- [Written instruction]
State how many lines in the records below contain the word "фамилия". Reply with the number alone.

- [Extracted entries]

Start

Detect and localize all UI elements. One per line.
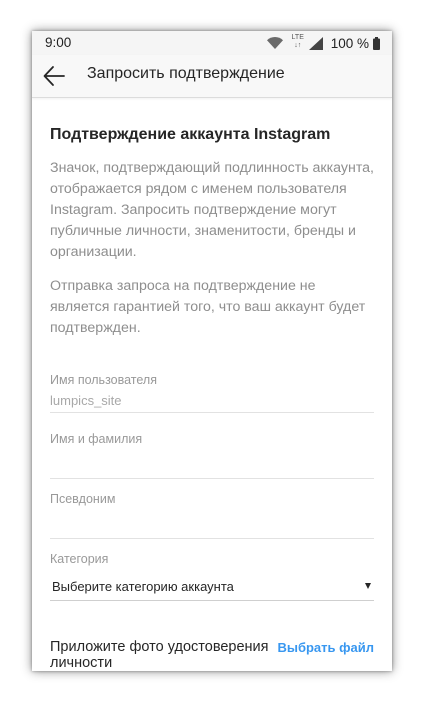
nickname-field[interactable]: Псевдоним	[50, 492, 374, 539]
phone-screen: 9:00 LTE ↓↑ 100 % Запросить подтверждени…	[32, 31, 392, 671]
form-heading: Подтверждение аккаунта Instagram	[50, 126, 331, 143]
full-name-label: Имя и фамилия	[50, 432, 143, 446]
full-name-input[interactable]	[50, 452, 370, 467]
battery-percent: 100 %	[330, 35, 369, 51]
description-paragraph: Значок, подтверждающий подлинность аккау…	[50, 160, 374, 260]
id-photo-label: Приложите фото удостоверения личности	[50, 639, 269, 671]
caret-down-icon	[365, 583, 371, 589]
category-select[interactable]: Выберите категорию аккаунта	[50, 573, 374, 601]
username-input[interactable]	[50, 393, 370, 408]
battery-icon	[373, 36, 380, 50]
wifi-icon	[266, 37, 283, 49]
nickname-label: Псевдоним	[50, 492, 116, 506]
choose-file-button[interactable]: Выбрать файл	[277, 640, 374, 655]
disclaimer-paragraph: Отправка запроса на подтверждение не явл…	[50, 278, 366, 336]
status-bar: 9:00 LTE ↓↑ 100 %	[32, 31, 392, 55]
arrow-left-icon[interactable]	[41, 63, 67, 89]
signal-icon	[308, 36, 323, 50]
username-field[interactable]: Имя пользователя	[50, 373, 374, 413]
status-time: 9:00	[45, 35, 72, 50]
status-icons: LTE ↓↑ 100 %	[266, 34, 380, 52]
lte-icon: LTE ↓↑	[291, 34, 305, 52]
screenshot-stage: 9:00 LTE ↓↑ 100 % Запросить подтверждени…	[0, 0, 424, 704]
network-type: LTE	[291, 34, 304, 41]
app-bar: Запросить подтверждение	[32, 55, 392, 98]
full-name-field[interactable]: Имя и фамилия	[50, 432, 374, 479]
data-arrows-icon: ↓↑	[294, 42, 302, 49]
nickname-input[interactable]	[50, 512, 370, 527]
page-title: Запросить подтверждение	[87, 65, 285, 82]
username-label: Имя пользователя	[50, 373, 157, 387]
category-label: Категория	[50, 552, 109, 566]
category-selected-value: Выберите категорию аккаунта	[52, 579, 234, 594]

End

- [Solution for this problem]
2